- **TASK STATEMENT**: Using the records below, give the number of lines where the word "تأخيرات" appears, with no further output.

- **ENTRIES SHOWN**:
________________________________________

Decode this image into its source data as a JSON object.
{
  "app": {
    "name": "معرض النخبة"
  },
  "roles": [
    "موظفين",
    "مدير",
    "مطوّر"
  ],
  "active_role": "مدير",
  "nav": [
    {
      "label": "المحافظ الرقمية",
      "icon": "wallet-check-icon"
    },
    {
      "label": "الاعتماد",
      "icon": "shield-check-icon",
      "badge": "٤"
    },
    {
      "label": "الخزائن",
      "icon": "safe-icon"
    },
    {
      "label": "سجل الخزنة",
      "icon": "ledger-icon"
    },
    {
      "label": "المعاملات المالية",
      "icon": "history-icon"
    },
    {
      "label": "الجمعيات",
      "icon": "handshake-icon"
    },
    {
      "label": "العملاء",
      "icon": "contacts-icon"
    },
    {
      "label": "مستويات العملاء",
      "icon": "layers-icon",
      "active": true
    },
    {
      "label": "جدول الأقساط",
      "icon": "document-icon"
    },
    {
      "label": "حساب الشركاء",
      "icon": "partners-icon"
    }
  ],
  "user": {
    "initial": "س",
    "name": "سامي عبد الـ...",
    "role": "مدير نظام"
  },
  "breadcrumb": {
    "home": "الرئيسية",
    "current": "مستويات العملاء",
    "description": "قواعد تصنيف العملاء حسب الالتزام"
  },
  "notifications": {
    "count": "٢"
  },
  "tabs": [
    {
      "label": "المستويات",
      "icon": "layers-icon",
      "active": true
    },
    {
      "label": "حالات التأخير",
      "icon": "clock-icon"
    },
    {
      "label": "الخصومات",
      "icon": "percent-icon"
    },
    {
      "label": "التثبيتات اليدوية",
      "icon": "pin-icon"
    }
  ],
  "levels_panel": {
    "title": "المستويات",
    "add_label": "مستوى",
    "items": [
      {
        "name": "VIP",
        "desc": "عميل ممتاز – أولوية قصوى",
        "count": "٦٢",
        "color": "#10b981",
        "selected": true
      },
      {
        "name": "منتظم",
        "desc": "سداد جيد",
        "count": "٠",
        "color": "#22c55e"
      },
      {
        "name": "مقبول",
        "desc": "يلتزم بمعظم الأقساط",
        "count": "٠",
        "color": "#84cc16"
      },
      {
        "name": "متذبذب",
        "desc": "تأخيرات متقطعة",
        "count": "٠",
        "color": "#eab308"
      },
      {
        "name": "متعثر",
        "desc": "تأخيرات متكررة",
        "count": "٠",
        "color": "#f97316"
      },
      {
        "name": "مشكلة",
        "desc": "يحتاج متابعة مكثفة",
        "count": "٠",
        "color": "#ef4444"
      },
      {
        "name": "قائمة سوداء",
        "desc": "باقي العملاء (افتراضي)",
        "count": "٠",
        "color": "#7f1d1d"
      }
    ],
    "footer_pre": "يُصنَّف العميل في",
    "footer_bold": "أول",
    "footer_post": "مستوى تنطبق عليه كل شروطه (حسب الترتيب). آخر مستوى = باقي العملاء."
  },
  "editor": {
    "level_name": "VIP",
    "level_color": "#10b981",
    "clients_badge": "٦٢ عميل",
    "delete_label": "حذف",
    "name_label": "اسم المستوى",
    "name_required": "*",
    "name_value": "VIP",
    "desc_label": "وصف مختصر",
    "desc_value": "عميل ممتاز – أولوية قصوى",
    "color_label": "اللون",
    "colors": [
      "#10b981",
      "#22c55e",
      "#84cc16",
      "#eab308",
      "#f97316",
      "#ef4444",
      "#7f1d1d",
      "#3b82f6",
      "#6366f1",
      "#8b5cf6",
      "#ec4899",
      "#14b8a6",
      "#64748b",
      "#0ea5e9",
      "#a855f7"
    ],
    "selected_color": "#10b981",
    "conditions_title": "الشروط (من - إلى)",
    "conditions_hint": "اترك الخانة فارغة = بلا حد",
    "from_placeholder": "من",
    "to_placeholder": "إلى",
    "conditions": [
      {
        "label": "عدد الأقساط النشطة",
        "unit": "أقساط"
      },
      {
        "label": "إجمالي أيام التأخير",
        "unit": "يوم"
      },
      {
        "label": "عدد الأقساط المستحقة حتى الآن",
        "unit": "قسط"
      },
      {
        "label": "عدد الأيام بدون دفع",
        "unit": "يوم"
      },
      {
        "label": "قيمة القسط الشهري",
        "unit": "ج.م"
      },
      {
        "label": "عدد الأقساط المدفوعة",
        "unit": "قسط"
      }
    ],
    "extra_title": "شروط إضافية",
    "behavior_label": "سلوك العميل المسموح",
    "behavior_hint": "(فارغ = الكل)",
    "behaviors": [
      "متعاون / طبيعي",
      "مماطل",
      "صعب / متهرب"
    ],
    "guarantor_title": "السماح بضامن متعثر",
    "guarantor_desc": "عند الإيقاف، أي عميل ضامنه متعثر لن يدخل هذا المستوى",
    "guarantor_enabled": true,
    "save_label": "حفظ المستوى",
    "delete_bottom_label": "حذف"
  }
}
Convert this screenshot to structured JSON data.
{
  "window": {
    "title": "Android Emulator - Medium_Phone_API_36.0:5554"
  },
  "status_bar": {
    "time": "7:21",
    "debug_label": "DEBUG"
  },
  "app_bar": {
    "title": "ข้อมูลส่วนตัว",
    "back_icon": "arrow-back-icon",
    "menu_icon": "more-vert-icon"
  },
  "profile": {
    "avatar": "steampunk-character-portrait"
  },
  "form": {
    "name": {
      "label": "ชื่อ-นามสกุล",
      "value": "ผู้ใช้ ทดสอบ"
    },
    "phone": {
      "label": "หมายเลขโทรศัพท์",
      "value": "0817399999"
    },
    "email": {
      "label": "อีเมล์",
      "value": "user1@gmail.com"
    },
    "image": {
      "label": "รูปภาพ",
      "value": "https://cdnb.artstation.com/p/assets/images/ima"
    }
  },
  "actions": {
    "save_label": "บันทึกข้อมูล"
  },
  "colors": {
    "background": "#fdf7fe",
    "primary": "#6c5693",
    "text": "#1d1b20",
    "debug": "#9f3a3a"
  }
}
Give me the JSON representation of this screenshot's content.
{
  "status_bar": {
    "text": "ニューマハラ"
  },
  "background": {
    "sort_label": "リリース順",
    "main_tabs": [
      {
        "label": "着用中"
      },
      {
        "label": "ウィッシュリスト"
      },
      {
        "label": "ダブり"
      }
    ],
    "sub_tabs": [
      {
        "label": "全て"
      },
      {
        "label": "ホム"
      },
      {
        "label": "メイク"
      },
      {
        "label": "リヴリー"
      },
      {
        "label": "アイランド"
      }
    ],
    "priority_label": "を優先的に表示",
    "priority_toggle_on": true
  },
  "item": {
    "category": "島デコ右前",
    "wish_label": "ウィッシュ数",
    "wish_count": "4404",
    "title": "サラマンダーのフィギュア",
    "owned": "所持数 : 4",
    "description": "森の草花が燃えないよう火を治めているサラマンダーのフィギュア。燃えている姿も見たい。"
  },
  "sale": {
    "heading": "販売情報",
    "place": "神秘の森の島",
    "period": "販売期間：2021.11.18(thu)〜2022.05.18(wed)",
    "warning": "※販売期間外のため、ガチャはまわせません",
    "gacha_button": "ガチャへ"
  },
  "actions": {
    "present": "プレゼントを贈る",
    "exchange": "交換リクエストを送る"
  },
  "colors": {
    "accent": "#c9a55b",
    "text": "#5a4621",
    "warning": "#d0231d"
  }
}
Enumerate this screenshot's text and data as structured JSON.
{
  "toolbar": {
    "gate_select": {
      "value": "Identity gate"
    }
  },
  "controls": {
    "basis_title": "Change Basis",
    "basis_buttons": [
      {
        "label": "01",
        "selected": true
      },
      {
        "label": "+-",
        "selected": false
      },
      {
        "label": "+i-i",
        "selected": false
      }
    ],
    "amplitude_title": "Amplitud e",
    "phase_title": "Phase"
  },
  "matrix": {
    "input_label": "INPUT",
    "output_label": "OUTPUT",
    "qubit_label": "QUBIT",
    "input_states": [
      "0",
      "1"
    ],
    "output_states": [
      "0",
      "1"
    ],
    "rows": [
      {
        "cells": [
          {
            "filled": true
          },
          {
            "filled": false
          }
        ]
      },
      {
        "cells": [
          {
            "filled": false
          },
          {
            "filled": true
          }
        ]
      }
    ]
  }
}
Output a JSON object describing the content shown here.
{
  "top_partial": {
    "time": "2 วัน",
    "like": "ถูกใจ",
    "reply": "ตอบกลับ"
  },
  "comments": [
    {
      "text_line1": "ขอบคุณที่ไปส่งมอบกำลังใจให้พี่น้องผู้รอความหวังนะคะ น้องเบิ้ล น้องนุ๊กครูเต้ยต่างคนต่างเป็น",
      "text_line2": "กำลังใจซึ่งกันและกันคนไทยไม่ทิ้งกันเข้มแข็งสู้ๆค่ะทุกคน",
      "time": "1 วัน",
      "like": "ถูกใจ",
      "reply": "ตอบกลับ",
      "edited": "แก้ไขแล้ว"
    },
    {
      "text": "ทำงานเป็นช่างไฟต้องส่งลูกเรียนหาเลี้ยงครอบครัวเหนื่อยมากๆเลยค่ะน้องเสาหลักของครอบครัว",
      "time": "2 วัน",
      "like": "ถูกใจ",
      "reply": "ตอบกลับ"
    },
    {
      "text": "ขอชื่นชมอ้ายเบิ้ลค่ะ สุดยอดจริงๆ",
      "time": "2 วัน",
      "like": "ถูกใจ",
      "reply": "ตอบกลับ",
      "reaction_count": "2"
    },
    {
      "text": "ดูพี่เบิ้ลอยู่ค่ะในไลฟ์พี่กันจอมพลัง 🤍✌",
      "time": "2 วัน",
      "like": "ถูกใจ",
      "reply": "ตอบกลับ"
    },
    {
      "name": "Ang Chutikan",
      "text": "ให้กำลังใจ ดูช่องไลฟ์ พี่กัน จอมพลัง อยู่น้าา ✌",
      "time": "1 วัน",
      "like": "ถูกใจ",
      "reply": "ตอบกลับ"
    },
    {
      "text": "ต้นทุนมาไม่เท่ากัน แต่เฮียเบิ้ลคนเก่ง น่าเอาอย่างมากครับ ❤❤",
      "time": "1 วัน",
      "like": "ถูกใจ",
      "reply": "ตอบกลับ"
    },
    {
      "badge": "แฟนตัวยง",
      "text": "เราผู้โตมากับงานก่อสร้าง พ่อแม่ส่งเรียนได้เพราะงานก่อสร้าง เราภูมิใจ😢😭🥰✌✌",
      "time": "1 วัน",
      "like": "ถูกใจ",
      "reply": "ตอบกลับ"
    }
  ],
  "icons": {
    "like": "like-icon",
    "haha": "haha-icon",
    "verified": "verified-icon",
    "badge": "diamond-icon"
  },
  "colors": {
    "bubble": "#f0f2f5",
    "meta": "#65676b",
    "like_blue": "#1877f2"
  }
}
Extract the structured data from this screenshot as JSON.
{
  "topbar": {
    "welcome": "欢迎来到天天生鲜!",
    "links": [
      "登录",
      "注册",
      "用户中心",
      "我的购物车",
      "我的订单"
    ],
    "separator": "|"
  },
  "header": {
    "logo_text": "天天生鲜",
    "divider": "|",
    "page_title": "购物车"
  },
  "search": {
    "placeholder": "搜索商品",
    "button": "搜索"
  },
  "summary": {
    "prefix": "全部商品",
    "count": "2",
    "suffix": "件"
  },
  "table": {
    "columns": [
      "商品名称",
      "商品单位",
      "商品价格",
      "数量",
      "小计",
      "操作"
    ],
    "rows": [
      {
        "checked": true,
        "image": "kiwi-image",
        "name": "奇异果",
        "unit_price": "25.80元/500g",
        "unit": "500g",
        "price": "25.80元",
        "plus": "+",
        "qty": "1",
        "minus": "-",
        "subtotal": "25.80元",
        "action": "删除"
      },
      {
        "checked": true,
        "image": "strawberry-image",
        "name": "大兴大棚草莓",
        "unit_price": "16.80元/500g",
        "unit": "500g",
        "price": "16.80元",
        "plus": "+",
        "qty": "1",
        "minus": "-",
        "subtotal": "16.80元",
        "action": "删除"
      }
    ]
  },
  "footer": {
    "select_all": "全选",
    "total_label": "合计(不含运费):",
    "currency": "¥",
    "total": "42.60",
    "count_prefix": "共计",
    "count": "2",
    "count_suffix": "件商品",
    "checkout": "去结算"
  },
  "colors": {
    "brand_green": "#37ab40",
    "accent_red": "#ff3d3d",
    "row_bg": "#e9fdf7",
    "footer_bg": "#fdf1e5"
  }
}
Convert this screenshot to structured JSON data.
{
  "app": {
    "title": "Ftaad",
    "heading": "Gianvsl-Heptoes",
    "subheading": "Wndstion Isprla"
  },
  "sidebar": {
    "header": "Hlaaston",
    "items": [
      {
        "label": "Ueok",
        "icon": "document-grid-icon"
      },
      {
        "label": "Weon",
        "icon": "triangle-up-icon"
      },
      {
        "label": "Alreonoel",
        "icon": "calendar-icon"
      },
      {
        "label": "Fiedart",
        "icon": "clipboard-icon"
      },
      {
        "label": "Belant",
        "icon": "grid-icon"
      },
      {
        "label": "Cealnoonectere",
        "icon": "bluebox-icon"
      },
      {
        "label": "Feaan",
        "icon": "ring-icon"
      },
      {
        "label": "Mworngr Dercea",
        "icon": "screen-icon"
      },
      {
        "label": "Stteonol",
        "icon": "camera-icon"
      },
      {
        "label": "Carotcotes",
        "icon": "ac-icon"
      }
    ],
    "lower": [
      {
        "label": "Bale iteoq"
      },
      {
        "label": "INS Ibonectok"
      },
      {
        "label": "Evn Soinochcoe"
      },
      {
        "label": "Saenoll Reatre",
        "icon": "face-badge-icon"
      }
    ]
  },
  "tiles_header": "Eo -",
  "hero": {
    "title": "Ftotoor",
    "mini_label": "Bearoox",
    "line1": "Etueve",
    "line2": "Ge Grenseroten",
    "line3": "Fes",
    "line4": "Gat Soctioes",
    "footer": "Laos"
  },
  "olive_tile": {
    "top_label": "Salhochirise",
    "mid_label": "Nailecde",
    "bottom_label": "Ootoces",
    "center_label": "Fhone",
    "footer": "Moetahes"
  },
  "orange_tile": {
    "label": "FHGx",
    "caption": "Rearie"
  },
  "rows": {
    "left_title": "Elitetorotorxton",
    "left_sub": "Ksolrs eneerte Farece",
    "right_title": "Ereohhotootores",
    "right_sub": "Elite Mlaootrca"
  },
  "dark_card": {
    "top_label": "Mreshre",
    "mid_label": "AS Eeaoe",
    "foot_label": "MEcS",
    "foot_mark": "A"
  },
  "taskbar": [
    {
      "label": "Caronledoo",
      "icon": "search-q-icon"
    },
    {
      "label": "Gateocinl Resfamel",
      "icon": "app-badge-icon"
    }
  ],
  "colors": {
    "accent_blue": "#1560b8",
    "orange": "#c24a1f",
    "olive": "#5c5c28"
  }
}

________________________________________

- **SOLUTION TO THIS EXERCISE**: 2